=== Trecho do texto ===
Agora, para nos pormos em relação com os Espíritos ou, pelo menos, para ver se somos aptos a fazê-lo pela escrita, toma-se de uma folha de papel e de um lápis macio, ficando em posição de escrever. É sempre bom começar por dirigir uma prece a Deus, depois evoca-se um Espírito, isto é, pede-se-lhe a bondade de vir comunicar-se conosco, fazendo-nos escrever. Por fim, espera-se, sempre na mesma posição.

Há pessoas que têm a faculdade mediúnica de tal modo desenvolvida que escrevem logo de começo. Outras, ao contrário, só veem a faculdade desenvolver-se com o tempo e a perseverança. Neste caso, repete-se a sessão todos os dias, para o que basta um quarto de hora. É inútil ultrapassar esse período, mas, tanto quanto possível, deve repetir-se todos os dias, de vez que a perseverança é uma das primeiras condições de sucesso. Também é necessário fazer sua prece e sua evocação com fervor; mesmo repeti-la durante o exercício; ter vontade firme, um grande desejo de êxito e, sobretudo, não se distrair. Uma vez obtida a escrita, as últimas precauções tornam-se desnecessárias.
===
→ Exercício breve 1
Reproduza o trecho do texto sobre a escrita mediúnica que vai de "Há pessoas que" até "precauções tornam-se desnecessárias.".
→ Exercício breve 2
Por favor, dê continuidade ao texto sobre a escrita mediúnica a partir da última frase apresentada.
=== Dados registrados ===
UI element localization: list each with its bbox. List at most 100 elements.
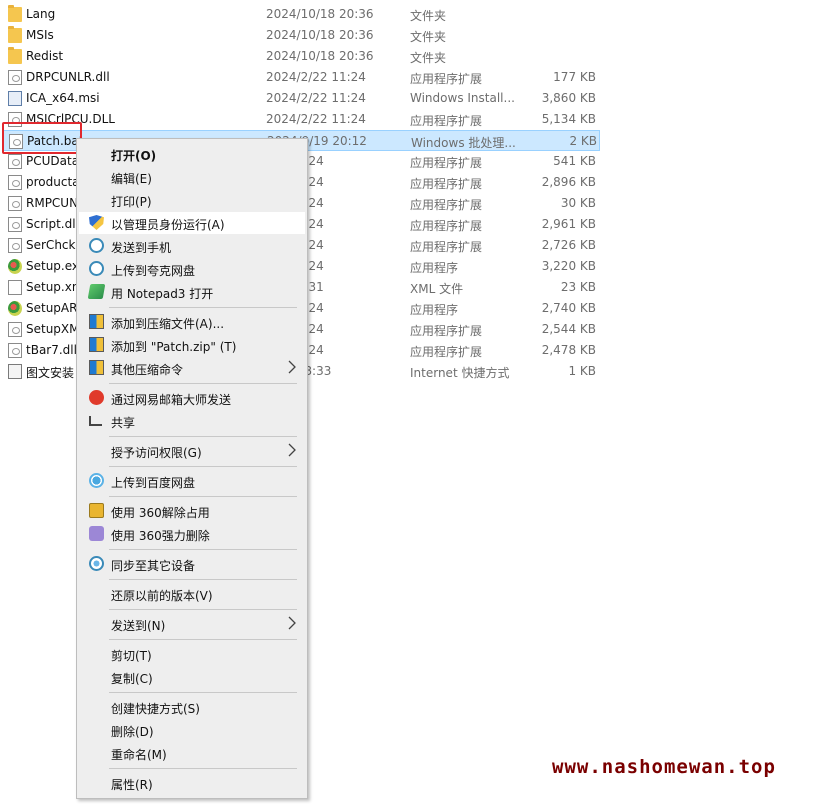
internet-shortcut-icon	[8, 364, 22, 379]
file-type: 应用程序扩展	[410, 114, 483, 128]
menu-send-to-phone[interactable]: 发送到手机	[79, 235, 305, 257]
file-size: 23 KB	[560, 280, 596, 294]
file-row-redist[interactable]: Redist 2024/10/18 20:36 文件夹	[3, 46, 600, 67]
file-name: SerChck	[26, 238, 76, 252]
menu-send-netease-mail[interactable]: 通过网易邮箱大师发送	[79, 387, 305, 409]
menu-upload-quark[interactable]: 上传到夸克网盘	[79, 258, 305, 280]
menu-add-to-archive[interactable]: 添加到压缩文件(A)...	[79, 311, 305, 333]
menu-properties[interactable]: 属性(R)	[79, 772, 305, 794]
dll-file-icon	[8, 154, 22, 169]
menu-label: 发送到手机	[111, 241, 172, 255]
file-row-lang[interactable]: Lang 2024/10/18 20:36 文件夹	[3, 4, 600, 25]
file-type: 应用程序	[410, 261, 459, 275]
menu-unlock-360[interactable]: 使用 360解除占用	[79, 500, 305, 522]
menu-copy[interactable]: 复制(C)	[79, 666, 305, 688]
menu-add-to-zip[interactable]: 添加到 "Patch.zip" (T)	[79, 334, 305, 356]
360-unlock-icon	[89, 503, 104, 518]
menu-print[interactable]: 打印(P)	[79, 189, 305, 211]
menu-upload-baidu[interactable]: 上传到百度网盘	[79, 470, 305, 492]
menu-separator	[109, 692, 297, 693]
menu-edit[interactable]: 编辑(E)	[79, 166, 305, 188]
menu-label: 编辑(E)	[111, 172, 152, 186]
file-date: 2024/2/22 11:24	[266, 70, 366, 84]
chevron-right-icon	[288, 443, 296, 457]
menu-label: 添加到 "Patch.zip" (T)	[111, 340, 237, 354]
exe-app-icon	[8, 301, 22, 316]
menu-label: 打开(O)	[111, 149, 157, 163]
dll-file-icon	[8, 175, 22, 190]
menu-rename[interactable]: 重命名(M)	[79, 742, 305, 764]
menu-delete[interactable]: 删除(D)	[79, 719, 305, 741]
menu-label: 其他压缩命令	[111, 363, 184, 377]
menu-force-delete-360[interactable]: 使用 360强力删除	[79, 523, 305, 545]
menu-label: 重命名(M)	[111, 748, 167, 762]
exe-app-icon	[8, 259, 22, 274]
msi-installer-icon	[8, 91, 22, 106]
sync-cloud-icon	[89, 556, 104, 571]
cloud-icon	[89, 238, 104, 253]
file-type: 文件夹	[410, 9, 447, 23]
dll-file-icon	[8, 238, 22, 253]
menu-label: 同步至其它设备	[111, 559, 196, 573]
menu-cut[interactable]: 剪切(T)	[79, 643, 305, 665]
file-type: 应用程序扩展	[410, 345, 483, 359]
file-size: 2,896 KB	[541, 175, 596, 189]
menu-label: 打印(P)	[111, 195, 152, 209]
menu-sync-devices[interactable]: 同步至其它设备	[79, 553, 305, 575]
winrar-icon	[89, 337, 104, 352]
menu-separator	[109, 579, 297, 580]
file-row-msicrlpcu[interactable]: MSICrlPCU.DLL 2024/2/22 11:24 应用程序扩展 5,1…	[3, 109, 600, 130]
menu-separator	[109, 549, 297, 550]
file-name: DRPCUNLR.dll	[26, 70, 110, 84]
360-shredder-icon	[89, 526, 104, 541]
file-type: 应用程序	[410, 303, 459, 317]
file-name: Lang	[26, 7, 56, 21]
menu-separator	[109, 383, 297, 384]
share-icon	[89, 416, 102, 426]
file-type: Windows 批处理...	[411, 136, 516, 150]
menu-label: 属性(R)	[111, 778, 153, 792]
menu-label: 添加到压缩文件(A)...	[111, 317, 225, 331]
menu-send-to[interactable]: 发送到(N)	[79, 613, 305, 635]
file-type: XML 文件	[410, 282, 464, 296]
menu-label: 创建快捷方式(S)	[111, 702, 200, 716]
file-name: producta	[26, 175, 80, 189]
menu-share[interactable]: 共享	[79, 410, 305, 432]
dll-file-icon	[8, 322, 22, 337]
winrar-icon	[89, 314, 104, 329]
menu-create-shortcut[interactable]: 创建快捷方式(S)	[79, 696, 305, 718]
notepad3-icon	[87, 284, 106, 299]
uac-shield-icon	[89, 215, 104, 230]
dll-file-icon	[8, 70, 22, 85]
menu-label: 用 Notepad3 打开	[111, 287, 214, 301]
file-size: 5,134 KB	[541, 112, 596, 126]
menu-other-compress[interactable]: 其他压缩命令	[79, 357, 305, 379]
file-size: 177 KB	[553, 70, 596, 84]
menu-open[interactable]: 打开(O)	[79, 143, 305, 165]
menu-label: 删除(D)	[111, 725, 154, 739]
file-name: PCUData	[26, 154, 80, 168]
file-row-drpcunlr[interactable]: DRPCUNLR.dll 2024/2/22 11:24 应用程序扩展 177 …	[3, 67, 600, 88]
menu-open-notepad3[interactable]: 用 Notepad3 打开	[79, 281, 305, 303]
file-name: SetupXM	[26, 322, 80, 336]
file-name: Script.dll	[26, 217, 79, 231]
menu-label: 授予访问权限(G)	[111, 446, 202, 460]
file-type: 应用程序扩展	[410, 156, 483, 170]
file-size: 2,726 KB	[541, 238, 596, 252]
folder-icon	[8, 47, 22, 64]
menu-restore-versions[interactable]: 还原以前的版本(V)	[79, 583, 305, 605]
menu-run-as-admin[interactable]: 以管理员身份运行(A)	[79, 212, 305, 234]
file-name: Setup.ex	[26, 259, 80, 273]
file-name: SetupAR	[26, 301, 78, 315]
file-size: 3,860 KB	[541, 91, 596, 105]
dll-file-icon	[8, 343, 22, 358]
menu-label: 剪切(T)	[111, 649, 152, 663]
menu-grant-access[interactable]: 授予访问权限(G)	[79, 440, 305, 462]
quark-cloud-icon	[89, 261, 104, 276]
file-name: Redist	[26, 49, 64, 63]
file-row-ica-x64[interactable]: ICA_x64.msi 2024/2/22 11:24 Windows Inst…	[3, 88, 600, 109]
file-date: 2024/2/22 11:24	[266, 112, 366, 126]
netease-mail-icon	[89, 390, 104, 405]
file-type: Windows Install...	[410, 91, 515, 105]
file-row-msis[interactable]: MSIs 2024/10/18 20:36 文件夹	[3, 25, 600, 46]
===
=== Dados registrados ===
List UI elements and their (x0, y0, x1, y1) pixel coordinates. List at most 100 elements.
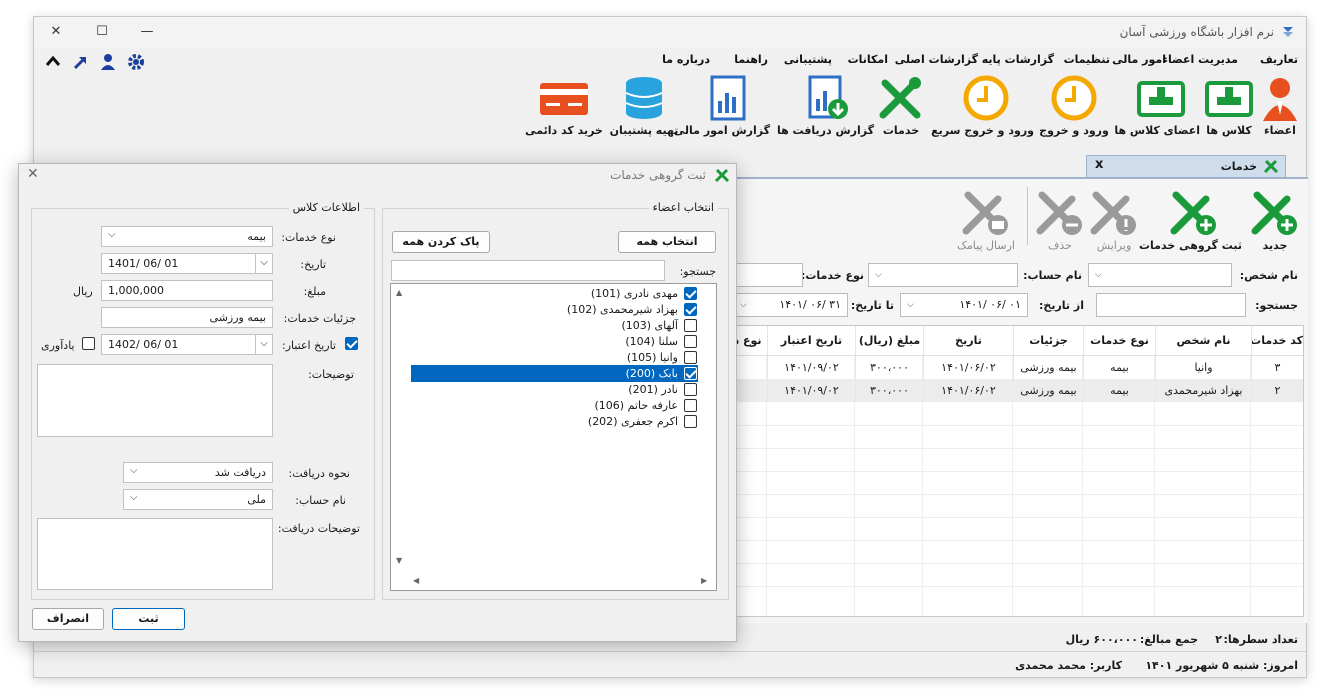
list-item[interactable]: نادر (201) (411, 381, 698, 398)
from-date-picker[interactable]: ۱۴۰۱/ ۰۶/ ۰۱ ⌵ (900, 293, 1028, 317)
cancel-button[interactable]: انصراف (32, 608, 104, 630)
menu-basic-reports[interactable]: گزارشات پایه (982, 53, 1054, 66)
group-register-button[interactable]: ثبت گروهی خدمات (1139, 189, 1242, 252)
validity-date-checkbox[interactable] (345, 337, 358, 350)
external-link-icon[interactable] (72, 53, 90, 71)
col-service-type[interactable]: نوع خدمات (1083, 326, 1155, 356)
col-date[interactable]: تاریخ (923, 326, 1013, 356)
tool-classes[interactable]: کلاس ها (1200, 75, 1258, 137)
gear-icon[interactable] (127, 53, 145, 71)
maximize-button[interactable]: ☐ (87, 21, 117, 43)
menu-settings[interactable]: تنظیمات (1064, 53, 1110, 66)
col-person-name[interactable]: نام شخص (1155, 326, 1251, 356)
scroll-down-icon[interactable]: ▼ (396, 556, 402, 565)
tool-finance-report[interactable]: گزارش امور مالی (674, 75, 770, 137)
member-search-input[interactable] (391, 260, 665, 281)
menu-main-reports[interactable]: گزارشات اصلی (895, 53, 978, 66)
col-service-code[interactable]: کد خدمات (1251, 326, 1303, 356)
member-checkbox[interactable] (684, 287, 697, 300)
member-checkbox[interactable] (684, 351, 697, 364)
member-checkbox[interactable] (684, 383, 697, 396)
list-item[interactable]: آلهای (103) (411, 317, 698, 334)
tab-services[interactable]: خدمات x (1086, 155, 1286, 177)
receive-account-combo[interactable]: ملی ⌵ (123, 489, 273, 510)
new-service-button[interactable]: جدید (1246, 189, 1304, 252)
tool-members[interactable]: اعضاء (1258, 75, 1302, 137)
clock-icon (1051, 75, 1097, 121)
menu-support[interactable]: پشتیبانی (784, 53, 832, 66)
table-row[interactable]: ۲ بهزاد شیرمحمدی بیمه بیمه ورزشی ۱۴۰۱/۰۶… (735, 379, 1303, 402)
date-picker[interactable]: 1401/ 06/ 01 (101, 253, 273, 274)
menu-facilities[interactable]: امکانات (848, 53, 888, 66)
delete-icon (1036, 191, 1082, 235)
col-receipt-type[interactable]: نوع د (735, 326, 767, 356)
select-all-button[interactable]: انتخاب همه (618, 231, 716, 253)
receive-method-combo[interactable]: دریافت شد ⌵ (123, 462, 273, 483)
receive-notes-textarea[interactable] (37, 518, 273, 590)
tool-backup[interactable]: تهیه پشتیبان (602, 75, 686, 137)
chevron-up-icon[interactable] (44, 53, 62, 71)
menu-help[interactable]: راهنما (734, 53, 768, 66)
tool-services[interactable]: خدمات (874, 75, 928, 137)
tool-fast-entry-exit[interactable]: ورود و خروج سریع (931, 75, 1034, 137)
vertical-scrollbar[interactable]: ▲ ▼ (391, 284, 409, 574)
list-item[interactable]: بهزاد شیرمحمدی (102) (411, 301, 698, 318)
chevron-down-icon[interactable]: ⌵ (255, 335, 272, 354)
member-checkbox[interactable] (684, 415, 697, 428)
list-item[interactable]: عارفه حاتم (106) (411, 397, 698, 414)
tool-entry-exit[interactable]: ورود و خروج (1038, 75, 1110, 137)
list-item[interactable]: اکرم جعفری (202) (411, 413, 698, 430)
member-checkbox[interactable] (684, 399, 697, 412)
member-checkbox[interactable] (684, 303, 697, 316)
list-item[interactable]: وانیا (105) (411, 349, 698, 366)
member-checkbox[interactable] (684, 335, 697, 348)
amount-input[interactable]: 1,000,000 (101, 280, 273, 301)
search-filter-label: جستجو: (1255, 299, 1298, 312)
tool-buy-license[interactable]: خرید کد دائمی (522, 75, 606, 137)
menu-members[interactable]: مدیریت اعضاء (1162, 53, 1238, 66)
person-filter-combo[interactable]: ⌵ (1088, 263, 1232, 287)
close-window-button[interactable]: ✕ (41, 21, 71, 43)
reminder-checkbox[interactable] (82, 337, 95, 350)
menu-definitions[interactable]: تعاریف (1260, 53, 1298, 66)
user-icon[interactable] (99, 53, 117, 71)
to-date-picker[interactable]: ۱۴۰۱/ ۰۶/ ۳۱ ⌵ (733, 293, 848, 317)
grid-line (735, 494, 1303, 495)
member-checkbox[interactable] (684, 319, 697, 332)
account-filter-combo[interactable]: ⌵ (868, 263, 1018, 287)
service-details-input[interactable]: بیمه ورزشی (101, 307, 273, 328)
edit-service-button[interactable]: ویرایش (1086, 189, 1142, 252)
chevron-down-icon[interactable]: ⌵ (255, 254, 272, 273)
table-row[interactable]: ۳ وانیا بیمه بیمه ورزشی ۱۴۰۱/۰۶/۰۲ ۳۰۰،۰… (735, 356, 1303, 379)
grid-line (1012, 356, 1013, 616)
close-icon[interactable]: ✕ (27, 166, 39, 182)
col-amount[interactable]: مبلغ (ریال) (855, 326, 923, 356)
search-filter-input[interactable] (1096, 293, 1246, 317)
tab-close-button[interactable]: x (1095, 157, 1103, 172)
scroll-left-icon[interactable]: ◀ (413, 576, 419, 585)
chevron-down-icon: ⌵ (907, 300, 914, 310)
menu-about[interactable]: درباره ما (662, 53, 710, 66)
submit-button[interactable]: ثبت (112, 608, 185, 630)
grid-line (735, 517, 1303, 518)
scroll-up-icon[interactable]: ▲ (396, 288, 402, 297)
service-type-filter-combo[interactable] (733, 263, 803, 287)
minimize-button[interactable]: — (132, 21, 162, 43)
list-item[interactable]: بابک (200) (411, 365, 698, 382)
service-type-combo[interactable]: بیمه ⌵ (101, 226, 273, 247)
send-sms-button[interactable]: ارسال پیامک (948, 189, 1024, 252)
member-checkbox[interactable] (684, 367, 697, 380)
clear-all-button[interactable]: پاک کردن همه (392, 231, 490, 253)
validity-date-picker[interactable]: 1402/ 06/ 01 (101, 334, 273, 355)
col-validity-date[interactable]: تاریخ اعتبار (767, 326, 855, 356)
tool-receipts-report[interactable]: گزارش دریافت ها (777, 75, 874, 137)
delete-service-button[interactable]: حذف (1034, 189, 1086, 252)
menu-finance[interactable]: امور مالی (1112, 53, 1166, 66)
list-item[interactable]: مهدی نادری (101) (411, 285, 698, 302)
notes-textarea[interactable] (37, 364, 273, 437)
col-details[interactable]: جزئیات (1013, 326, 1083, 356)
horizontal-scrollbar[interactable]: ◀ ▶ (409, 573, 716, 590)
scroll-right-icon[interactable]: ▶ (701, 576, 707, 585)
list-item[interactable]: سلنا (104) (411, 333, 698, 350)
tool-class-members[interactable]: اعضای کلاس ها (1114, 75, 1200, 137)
===
→ Resposta do exercício 1
Há pessoas que têm a faculdade mediúnica de tal modo desenvolvida que escrevem logo de começo. Outras, ao contrário, só veem a faculdade desenvolver-se com o tempo e a perseverança. Neste caso, repete-se a sessão todos os dias, para o que basta um quarto de hora. É inútil ultrapassar esse período, mas, tanto quanto possível, deve repetir-se todos os dias, de vez que a perseverança é uma das primeiras condições de sucesso. Também é necessário fazer sua prece e sua evocação com fervor; mesmo repeti-la durante o exercício; ter vontade firme, um grande desejo de êxito e, sobretudo, não se distrair. Uma vez obtida a escrita, as últimas precauções tornam-se desnecessárias.

→ Resposta do exercício 2
Quando se está para escrever, sente-se em geral um ligeiro frêmito na mão, às vezes precedido de uma leve dormência na mão e no braço, outras vezes uma pequena dor nos músculos do braço e da mão. São os sinais precursores e quase sempre evidentes de que está próximo o momento do sucesso, que por vezes é imediato e outras vezes se faz esperar por um ou vários dias, mas nunca tarda demasiadamente. Apenas para chegar a tal ponto é preciso mais ou menos tempo, o que pode variar de um instante a seis meses, mas, eu repito, bastam quinze minutos de exercício diário.

Quanto aos Espíritos que podem ser evocados para tais exercícios preparatórios, é preferível dirigir-se ao Espírito familiar, que sempre está próximo e jamais nos deixa, enquanto que os outros Espíritos podem estar presentes apenas momentaneamente ou não estarem presentes no momento em que os evocamos, ou ainda, por um motivo qualquer, estarem impossibilitados de atender ao nosso apelo, como por vezes acontece.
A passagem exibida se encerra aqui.